(RECORDS FOR THE EXERCISE)
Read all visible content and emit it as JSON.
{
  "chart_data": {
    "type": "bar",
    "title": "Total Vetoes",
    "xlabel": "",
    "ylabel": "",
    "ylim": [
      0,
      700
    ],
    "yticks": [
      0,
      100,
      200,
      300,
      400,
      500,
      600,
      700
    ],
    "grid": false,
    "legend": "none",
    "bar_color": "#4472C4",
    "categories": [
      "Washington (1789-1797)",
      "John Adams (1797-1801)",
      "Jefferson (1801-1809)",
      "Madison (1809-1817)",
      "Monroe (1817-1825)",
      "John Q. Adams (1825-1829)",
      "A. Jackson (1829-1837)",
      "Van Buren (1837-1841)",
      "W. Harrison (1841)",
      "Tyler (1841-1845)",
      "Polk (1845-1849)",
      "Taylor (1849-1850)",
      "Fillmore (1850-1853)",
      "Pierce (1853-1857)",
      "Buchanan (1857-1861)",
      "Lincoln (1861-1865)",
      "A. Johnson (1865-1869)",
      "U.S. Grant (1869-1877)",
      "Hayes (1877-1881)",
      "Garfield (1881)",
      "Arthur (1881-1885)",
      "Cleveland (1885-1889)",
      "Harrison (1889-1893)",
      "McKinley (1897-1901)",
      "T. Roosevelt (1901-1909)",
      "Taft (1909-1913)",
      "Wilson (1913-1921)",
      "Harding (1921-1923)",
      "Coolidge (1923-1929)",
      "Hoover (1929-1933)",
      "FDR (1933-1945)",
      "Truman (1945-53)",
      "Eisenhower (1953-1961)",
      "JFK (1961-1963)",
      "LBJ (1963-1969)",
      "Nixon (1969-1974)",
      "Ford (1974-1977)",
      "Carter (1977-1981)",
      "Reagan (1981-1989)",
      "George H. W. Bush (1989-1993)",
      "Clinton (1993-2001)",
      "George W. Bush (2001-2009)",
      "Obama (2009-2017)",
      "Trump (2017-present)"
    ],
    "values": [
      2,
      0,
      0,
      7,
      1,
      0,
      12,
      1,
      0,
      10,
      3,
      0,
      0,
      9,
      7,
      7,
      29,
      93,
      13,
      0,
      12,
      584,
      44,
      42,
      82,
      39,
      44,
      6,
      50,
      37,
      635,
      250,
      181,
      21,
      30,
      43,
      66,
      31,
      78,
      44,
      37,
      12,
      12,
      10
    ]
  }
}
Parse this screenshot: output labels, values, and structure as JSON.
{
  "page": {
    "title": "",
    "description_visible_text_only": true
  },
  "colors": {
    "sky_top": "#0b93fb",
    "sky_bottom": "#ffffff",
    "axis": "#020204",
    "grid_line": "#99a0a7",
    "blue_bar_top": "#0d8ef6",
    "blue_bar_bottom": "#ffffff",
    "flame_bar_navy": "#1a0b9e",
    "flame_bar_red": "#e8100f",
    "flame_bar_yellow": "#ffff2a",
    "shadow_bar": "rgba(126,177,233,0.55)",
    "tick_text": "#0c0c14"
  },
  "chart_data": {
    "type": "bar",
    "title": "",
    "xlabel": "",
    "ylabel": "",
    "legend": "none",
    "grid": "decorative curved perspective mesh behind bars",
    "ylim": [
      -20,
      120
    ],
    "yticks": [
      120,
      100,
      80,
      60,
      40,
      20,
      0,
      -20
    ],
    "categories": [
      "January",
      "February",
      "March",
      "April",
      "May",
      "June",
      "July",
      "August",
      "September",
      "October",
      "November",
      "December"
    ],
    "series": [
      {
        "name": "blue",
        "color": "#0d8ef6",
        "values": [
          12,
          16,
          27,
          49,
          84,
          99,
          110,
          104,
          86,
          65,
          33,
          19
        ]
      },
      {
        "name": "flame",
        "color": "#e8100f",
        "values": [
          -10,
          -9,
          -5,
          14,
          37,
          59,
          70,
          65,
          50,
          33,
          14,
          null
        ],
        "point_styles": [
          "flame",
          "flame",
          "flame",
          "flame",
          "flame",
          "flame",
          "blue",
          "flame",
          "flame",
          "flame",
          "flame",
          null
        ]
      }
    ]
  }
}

(AIM)
Exactly how many lines of the material contain the word "George"? Write the number alone.

(FINISHED EXERCISE)
2